*Exercise description*
Search the records below for the word "gangline" and show every line where it occurs.

[Saved data entries]
########################################

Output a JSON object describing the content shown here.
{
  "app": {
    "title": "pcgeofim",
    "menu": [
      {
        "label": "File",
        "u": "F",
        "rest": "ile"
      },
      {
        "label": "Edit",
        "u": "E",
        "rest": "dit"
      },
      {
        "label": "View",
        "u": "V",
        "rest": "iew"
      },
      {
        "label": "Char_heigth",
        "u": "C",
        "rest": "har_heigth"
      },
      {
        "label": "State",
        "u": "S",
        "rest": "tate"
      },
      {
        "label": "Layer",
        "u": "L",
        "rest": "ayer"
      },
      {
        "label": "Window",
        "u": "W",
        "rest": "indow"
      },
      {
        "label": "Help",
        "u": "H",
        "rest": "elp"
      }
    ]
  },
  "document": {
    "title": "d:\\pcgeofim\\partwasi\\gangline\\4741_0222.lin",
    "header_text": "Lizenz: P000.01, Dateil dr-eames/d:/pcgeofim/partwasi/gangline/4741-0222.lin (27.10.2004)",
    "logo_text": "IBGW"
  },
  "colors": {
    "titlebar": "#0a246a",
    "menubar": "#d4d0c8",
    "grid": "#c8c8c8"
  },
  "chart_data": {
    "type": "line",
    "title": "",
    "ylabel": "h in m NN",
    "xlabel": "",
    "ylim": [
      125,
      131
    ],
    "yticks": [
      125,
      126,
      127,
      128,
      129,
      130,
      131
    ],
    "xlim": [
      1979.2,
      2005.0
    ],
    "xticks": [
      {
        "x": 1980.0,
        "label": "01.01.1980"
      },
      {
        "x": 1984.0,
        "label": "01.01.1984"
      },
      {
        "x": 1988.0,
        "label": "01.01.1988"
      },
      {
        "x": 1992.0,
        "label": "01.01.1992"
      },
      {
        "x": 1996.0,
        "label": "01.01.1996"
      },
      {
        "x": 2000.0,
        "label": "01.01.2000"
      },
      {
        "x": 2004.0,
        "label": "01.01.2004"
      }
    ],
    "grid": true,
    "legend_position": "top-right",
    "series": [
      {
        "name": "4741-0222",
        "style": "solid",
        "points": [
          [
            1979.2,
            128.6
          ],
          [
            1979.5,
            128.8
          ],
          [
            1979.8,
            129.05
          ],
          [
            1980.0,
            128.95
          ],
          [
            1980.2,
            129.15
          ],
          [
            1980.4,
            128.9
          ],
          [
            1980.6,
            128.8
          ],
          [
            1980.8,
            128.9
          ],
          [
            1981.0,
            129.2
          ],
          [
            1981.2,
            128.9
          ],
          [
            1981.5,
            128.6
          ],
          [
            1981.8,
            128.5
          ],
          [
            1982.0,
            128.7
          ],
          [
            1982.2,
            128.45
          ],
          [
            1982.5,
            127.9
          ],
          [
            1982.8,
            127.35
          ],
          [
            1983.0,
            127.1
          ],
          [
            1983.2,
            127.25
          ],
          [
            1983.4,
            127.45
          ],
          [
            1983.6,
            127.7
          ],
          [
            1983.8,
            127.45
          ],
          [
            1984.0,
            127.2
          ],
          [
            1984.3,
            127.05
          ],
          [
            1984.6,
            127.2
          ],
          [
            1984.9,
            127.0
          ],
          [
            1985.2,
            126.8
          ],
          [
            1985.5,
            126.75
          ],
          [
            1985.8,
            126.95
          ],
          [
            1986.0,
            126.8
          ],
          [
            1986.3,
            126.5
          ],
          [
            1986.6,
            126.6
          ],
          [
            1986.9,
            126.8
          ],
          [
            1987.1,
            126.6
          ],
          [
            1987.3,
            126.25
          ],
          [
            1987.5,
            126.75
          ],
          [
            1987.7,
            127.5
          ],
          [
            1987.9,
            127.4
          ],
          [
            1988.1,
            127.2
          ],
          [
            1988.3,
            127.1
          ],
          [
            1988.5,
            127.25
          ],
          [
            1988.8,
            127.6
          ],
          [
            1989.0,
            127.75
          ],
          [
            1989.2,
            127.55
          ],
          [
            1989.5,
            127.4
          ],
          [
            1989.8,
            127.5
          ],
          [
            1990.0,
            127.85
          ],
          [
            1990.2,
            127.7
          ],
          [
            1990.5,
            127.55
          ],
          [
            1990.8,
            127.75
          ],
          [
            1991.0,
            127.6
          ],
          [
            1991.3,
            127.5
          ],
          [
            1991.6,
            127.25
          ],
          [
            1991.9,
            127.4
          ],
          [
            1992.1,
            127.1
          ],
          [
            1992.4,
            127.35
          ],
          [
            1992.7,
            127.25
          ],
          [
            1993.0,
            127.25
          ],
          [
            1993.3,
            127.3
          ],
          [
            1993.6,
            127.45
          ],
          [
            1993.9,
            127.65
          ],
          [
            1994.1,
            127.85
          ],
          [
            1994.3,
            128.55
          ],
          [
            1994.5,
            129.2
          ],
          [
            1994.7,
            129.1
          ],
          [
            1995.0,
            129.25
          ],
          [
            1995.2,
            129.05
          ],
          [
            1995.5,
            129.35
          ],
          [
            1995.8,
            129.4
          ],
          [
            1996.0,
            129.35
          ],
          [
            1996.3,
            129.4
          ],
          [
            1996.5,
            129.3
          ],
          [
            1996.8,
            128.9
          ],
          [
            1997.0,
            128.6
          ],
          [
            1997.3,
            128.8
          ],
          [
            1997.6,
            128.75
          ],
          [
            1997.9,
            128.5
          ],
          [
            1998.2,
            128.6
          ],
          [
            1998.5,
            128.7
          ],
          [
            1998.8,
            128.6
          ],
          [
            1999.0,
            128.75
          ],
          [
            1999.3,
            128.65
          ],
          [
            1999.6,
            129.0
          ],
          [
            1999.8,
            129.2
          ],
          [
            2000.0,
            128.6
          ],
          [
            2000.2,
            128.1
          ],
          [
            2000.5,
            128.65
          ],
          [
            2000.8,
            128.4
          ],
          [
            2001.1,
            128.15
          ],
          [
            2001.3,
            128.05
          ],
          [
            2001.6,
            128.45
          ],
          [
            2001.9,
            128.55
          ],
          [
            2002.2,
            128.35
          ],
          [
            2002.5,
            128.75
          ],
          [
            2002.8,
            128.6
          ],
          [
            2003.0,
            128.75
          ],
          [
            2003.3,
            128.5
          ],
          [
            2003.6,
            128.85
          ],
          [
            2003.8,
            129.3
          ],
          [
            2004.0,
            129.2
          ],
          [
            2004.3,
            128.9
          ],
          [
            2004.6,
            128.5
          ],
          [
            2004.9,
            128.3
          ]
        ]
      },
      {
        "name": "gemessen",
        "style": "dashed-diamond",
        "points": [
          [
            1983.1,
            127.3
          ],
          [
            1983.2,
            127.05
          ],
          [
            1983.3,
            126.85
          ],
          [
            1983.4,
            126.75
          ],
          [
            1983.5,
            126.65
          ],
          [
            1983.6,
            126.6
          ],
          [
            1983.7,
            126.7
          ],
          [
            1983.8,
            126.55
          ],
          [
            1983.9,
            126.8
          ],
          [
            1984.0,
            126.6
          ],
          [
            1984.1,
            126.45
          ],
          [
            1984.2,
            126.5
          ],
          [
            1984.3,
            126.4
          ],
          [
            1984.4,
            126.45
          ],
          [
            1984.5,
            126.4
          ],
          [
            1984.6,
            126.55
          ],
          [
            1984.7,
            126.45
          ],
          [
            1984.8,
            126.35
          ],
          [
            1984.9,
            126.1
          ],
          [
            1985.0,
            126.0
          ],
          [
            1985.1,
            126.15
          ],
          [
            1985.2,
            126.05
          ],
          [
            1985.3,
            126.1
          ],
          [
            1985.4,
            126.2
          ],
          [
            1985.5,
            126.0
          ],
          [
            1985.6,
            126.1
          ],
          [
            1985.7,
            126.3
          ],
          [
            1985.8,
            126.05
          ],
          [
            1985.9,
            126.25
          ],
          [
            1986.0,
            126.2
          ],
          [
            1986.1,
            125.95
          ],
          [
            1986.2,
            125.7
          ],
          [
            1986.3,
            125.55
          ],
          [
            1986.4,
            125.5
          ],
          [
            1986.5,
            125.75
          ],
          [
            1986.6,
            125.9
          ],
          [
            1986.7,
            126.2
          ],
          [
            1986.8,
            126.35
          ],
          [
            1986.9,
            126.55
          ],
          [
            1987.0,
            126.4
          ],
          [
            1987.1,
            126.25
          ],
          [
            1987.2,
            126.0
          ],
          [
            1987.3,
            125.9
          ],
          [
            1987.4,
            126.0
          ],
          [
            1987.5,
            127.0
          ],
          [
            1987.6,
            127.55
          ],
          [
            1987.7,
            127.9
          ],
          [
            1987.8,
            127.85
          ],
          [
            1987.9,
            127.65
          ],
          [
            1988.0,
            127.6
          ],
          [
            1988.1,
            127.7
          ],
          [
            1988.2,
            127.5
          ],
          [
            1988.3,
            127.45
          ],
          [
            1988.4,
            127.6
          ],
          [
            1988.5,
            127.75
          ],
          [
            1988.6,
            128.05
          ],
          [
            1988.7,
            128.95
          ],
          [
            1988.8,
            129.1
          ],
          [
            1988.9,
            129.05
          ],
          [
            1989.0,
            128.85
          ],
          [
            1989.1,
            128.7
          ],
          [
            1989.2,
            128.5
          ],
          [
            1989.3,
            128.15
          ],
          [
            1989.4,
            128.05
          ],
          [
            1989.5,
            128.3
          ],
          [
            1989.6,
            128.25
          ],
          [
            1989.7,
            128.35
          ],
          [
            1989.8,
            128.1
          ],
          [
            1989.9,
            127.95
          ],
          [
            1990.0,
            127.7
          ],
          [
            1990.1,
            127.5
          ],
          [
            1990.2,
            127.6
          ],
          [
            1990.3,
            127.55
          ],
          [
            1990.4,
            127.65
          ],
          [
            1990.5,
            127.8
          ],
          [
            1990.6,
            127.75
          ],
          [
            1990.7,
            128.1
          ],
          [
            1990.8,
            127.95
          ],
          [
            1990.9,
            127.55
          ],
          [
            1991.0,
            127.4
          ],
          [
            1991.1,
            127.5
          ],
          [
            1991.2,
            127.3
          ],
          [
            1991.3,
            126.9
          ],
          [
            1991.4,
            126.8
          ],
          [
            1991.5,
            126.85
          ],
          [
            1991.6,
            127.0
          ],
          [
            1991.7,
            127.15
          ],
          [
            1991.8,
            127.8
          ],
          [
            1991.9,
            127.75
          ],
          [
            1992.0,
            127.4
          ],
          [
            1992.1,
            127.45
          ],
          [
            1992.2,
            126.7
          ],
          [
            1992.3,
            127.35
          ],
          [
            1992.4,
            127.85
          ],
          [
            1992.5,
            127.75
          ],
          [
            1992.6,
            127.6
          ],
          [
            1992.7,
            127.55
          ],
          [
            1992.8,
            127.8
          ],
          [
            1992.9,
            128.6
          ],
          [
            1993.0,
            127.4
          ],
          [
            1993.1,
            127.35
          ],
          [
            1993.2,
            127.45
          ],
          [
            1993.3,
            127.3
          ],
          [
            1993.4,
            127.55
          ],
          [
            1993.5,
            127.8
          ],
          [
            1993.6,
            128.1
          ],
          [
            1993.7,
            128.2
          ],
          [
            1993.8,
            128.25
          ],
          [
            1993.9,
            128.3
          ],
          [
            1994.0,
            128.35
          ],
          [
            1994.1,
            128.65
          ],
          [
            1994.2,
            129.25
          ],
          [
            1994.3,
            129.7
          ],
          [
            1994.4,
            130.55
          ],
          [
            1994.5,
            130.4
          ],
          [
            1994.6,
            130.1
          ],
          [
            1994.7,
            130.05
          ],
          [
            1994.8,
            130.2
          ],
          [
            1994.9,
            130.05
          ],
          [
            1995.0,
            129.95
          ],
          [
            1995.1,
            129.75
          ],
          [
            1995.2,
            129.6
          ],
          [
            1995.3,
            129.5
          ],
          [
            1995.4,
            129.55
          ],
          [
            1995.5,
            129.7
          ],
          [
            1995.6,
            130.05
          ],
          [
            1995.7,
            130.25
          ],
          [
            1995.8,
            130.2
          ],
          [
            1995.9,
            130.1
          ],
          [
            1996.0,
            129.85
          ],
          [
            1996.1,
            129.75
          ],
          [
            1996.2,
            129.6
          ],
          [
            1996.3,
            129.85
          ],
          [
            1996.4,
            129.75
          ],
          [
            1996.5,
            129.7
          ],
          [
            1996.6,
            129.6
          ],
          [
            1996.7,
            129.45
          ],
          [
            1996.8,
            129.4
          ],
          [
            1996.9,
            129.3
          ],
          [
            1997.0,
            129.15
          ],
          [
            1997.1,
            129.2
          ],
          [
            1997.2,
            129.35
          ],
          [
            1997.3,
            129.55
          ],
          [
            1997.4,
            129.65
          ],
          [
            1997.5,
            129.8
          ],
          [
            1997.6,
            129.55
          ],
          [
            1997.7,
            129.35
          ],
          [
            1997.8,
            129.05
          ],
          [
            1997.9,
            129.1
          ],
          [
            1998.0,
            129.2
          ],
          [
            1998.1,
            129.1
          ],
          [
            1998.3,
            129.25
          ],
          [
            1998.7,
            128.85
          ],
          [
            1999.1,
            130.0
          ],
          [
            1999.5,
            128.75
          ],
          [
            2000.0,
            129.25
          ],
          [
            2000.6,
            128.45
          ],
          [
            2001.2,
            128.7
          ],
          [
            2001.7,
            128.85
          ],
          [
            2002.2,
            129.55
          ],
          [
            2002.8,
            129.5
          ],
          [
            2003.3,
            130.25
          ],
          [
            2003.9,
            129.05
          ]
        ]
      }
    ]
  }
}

########################################

*Complete output*
    "title": "d:\\pcgeofim\\partwasi\\gangline\\4741_0222.lin",
    "header_text": "Lizenz: P000.01, Dateil dr-eames/d:/pcgeofim/partwasi/gangline/4741-0222.lin (27.10.2004)",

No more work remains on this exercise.